Work instructions: Pull out every line below holding the word "Windows".

Provided entries:
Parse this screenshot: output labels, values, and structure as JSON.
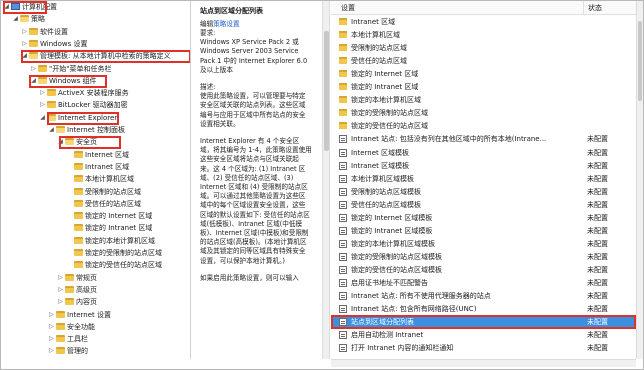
{
  "tree": {
    "items": [
      {
        "label": "计算机配置",
        "indent": 0,
        "icon": "pc"
      },
      {
        "label": "策略",
        "indent": 1,
        "icon": "folder"
      },
      {
        "label": "软件设置",
        "indent": 2,
        "icon": "folder"
      },
      {
        "label": "Windows 设置",
        "indent": 2,
        "icon": "folder"
      },
      {
        "label": "管理模板: 从本地计算机中检索的策略定义",
        "indent": 2,
        "icon": "folder"
      },
      {
        "label": "\"开始\"菜单和任务栏",
        "indent": 3,
        "icon": "folder"
      },
      {
        "label": "Windows 组件",
        "indent": 3,
        "icon": "folder"
      },
      {
        "label": "ActiveX 安装程序服务",
        "indent": 4,
        "icon": "folder"
      },
      {
        "label": "BitLocker 驱动器加密",
        "indent": 4,
        "icon": "folder"
      },
      {
        "label": "Internet Explorer",
        "indent": 4,
        "icon": "folder"
      },
      {
        "label": "Internet 控制面板",
        "indent": 5,
        "icon": "folder"
      },
      {
        "label": "安全页",
        "indent": 6,
        "icon": "folder"
      },
      {
        "label": "Internet 区域",
        "indent": 7,
        "icon": "folder"
      },
      {
        "label": "Intranet 区域",
        "indent": 7,
        "icon": "folder"
      },
      {
        "label": "本地计算机区域",
        "indent": 7,
        "icon": "folder"
      },
      {
        "label": "受限制的站点区域",
        "indent": 7,
        "icon": "folder"
      },
      {
        "label": "受信任的站点区域",
        "indent": 7,
        "icon": "folder"
      },
      {
        "label": "锁定的 Internet 区域",
        "indent": 7,
        "icon": "folder"
      },
      {
        "label": "锁定的 Intranet 区域",
        "indent": 7,
        "icon": "folder"
      },
      {
        "label": "锁定的本地计算机区域",
        "indent": 7,
        "icon": "folder"
      },
      {
        "label": "锁定的受限制的站点区域",
        "indent": 7,
        "icon": "folder"
      },
      {
        "label": "锁定的受信任的站点区域",
        "indent": 7,
        "icon": "folder"
      },
      {
        "label": "常规页",
        "indent": 6,
        "icon": "folder"
      },
      {
        "label": "高级页",
        "indent": 6,
        "icon": "folder"
      },
      {
        "label": "内容页",
        "indent": 6,
        "icon": "folder"
      },
      {
        "label": "Internet 设置",
        "indent": 5,
        "icon": "folder"
      },
      {
        "label": "安全功能",
        "indent": 5,
        "icon": "folder"
      },
      {
        "label": "工具栏",
        "indent": 5,
        "icon": "folder"
      },
      {
        "label": "管理的",
        "indent": 5,
        "icon": "folder"
      }
    ]
  },
  "description": {
    "title": "站点到区域分配列表",
    "edit_prefix": "编辑",
    "edit_link": "策略设置",
    "requirement": "要求:\nWindows XP Service Pack 2 或 Windows Server 2003 Service Pack 1 中的 Internet Explorer 6.0 及以上版本",
    "text1": "描述:\n使用此策略设置，可以管理要与特定安全区域关联的站点列表。这些区域编号与应用于区域中所有站点的安全设置相关联。",
    "text2": "Internet Explorer 有 4 个安全区域，将其编号为 1-4，此策略设置使用这些安全区域将站点与区域关联起来。这 4 个区域为: (1) Intranet 区域、(2) 受信任的站点区域、(3) Internet 区域和 (4) 受限制的站点区域。可以通过其他策略设置为这些区域中的每个区域设置安全设置，这些区域的默认设置如下: 受信任的站点区域(低模板)、Intranet 区域(中低模板)、Internet 区域(中模板)和受限制的站点区域(高模板)。(本地计算机区域及其锁定的同等区域具有特殊安全设置，可以保护本地计算机。)",
    "text3": "如果启用此策略设置，则可以输入"
  },
  "list": {
    "col_setting": "设置",
    "col_state": "状态",
    "rows": [
      {
        "label": "Intranet 区域",
        "type": "folder",
        "state": ""
      },
      {
        "label": "本地计算机区域",
        "type": "folder",
        "state": ""
      },
      {
        "label": "受限制的站点区域",
        "type": "folder",
        "state": ""
      },
      {
        "label": "受信任的站点区域",
        "type": "folder",
        "state": ""
      },
      {
        "label": "锁定的 Internet 区域",
        "type": "folder",
        "state": ""
      },
      {
        "label": "锁定的 Intranet 区域",
        "type": "folder",
        "state": ""
      },
      {
        "label": "锁定的本地计算机区域",
        "type": "folder",
        "state": ""
      },
      {
        "label": "锁定的受限制的站点区域",
        "type": "folder",
        "state": ""
      },
      {
        "label": "锁定的受信任的站点区域",
        "type": "folder",
        "state": ""
      },
      {
        "label": "Intranet 站点: 包括没有列在其他区域中的所有本地(Intrane...",
        "type": "setting",
        "state": "未配置"
      },
      {
        "label": "Internet 区域模板",
        "type": "setting",
        "state": "未配置"
      },
      {
        "label": "Intranet 区域模板",
        "type": "setting",
        "state": "未配置"
      },
      {
        "label": "本地计算机区域模板",
        "type": "setting",
        "state": "未配置"
      },
      {
        "label": "受限制的站点区域模板",
        "type": "setting",
        "state": "未配置"
      },
      {
        "label": "受信任的站点区域模板",
        "type": "setting",
        "state": "未配置"
      },
      {
        "label": "锁定的 Internet 区域模板",
        "type": "setting",
        "state": "未配置"
      },
      {
        "label": "锁定的 Intranet 区域模板",
        "type": "setting",
        "state": "未配置"
      },
      {
        "label": "锁定的本地计算机区域模板",
        "type": "setting",
        "state": "未配置"
      },
      {
        "label": "锁定的受限制的站点区域模板",
        "type": "setting",
        "state": "未配置"
      },
      {
        "label": "锁定的受信任的站点区域模板",
        "type": "setting",
        "state": "未配置"
      },
      {
        "label": "启用证书地址不匹配警告",
        "type": "setting",
        "state": "未配置"
      },
      {
        "label": "Intranet 站点: 所有不使用代理服务器的站点",
        "type": "setting",
        "state": "未配置"
      },
      {
        "label": "Intranet 站点: 包含所有网络路径(UNC)",
        "type": "setting",
        "state": "未配置"
      },
      {
        "label": "站点到区域分配列表",
        "type": "setting",
        "state": "未配置",
        "selected": true
      },
      {
        "label": "启用自动检测 Intranet",
        "type": "setting",
        "state": "未配置"
      },
      {
        "label": "打开 Intranet 内容的通知栏通知",
        "type": "setting",
        "state": "未配置"
      }
    ]
  },
  "colors": {
    "highlight": "#e0302a",
    "selection": "#3b8fe0"
  }
}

The response:
        "label": "Windows 设置",
        "label": "Windows 组件",
    "requirement": "要求:\nWindows XP Service Pack 2 或 Windows Server 2003 Service Pack 1 中的 Internet Explorer 6.0 及以上版本",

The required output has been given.